● **Exercise**:
Transcribe the material verbatim in full; the pictures do not belong in the copy.

++++++

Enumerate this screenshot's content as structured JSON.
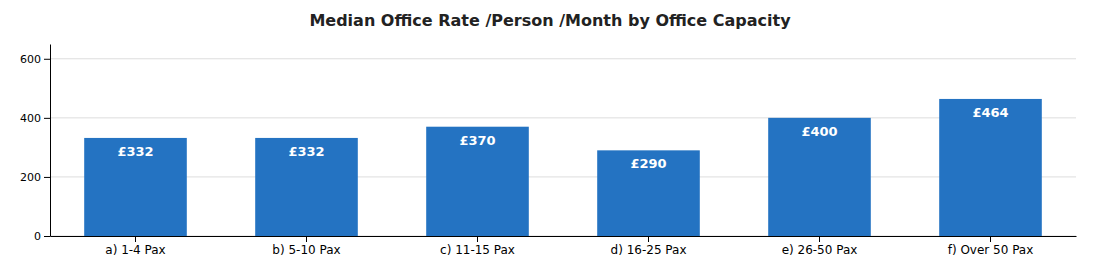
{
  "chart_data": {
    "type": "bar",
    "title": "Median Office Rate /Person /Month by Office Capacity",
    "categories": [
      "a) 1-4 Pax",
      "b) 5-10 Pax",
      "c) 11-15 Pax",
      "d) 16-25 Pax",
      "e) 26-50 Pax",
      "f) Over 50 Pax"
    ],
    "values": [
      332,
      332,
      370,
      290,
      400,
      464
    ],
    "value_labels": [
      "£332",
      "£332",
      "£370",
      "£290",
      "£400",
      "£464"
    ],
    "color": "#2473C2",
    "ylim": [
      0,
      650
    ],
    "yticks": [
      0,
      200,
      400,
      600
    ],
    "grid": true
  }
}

++++++

● **Task answer**:
Enumerate this screenshot's content as structured JSON.
{
  "chart_data": {
    "type": "bar",
    "title": "Median Office Rate /Person /Month by Office Capacity",
    "categories": [
      "a) 1-4 Pax",
      "b) 5-10 Pax",
      "c) 11-15 Pax",
      "d) 16-25 Pax",
      "e) 26-50 Pax",
      "f) Over 50 Pax"
    ],
    "values": [
      332,
      332,
      370,
      290,
      400,
      464
    ],
    "value_labels": [
      "£332",
      "£332",
      "£370",
      "£290",
      "£400",
      "£464"
    ],
    "color": "#2473C2",
    "ylim": [
      0,
      650
    ],
    "yticks": [
      0,
      200,
      400,
      600
    ],
    "grid": true
  }
}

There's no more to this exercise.